What you will do — Restate each line of the listing exactly, without carrying over any pictures.

◇ ◇ ◇ ◇ ◇

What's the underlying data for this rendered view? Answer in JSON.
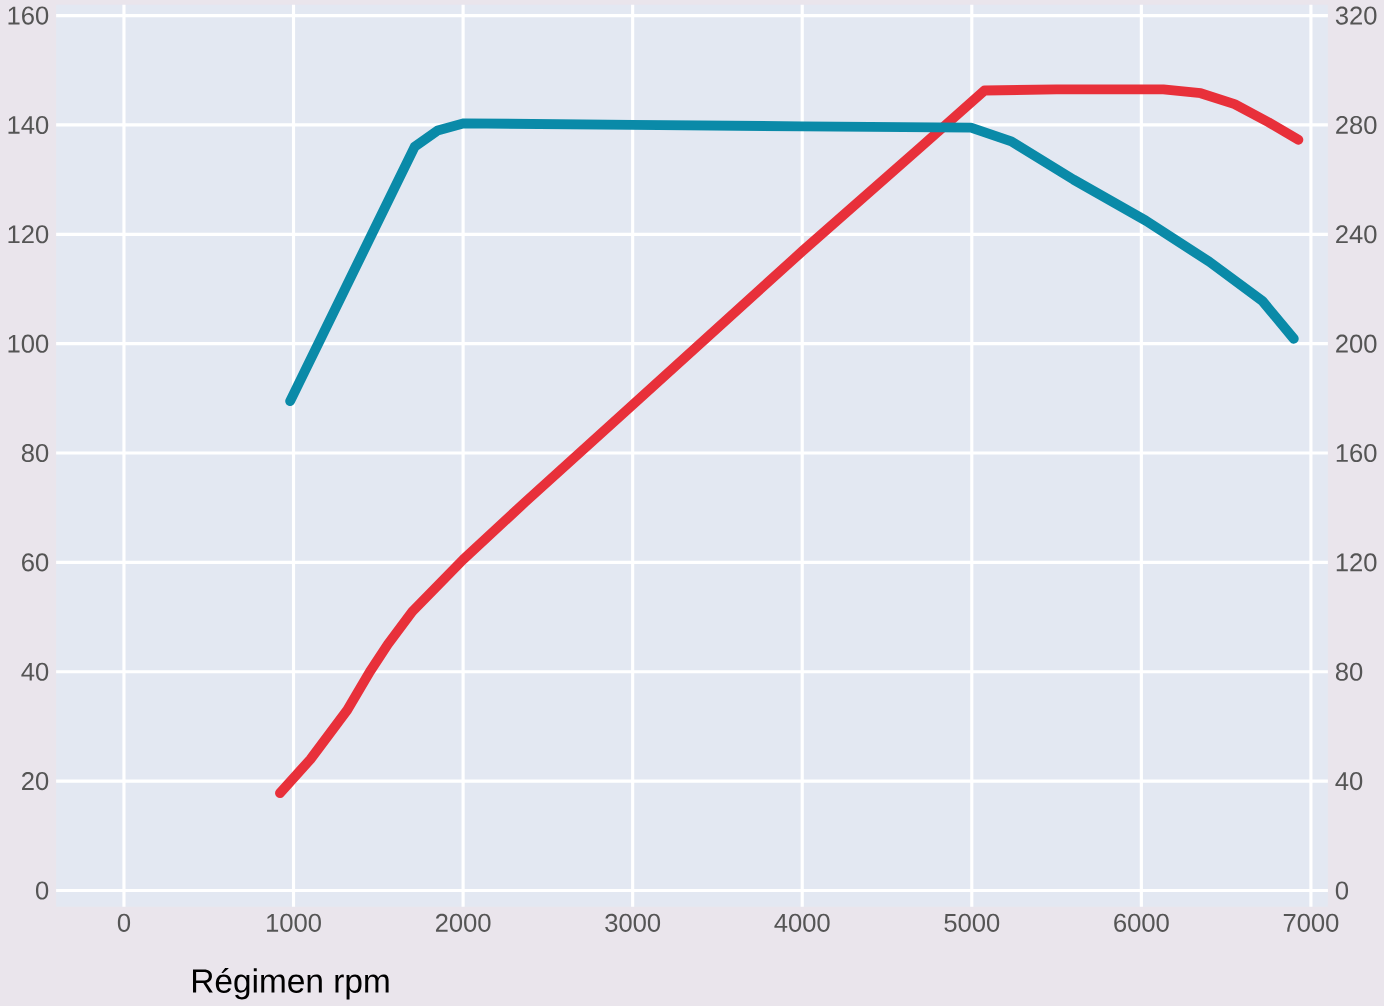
{
  "chart_data": {
    "type": "line",
    "xlabel": "Régimen rpm",
    "xlim": [
      -400,
      7100
    ],
    "xticks": [
      0,
      1000,
      2000,
      3000,
      4000,
      5000,
      6000,
      7000
    ],
    "ylim": [
      -3,
      162
    ],
    "yticks": [
      0,
      20,
      40,
      60,
      80,
      100,
      120,
      140,
      160
    ],
    "y2lim": [
      -6,
      324
    ],
    "y2ticks": [
      0,
      40,
      80,
      120,
      160,
      200,
      240,
      280,
      320
    ],
    "grid": true,
    "marker": "none",
    "line_style": "solid",
    "series": [
      {
        "color": "#0a8aa8",
        "axis": "y2",
        "x": [
          980,
          1714,
          1850,
          2005,
          3000,
          4000,
          4995,
          5233,
          5600,
          6026,
          6400,
          6714,
          6899
        ],
        "values": [
          179,
          272,
          278,
          280.6,
          280,
          279.5,
          279,
          274,
          260,
          245,
          230,
          215.6,
          201.8
        ]
      },
      {
        "color": "#e8303a",
        "axis": "y",
        "x": [
          920,
          1100,
          1317,
          1450,
          1556,
          1700,
          2000,
          2365,
          3000,
          4000,
          4700,
          5075,
          5500,
          6130,
          6350,
          6550,
          6750,
          6926
        ],
        "values": [
          17.8,
          24,
          33,
          40,
          45,
          51,
          60.5,
          71,
          88.8,
          116.9,
          136,
          146.3,
          146.5,
          146.5,
          145.8,
          143.8,
          140.5,
          137.3
        ]
      }
    ]
  }
}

◇ ◇ ◇ ◇ ◇

Final result —
What's the underlying data for this rendered view? Answer in JSON.
{
  "chart_data": {
    "type": "line",
    "xlabel": "Régimen rpm",
    "xlim": [
      -400,
      7100
    ],
    "xticks": [
      0,
      1000,
      2000,
      3000,
      4000,
      5000,
      6000,
      7000
    ],
    "ylim": [
      -3,
      162
    ],
    "yticks": [
      0,
      20,
      40,
      60,
      80,
      100,
      120,
      140,
      160
    ],
    "y2lim": [
      -6,
      324
    ],
    "y2ticks": [
      0,
      40,
      80,
      120,
      160,
      200,
      240,
      280,
      320
    ],
    "grid": true,
    "marker": "none",
    "line_style": "solid",
    "series": [
      {
        "color": "#0a8aa8",
        "axis": "y2",
        "x": [
          980,
          1714,
          1850,
          2005,
          3000,
          4000,
          4995,
          5233,
          5600,
          6026,
          6400,
          6714,
          6899
        ],
        "values": [
          179,
          272,
          278,
          280.6,
          280,
          279.5,
          279,
          274,
          260,
          245,
          230,
          215.6,
          201.8
        ]
      },
      {
        "color": "#e8303a",
        "axis": "y",
        "x": [
          920,
          1100,
          1317,
          1450,
          1556,
          1700,
          2000,
          2365,
          3000,
          4000,
          4700,
          5075,
          5500,
          6130,
          6350,
          6550,
          6750,
          6926
        ],
        "values": [
          17.8,
          24,
          33,
          40,
          45,
          51,
          60.5,
          71,
          88.8,
          116.9,
          136,
          146.3,
          146.5,
          146.5,
          145.8,
          143.8,
          140.5,
          137.3
        ]
      }
    ]
  }
}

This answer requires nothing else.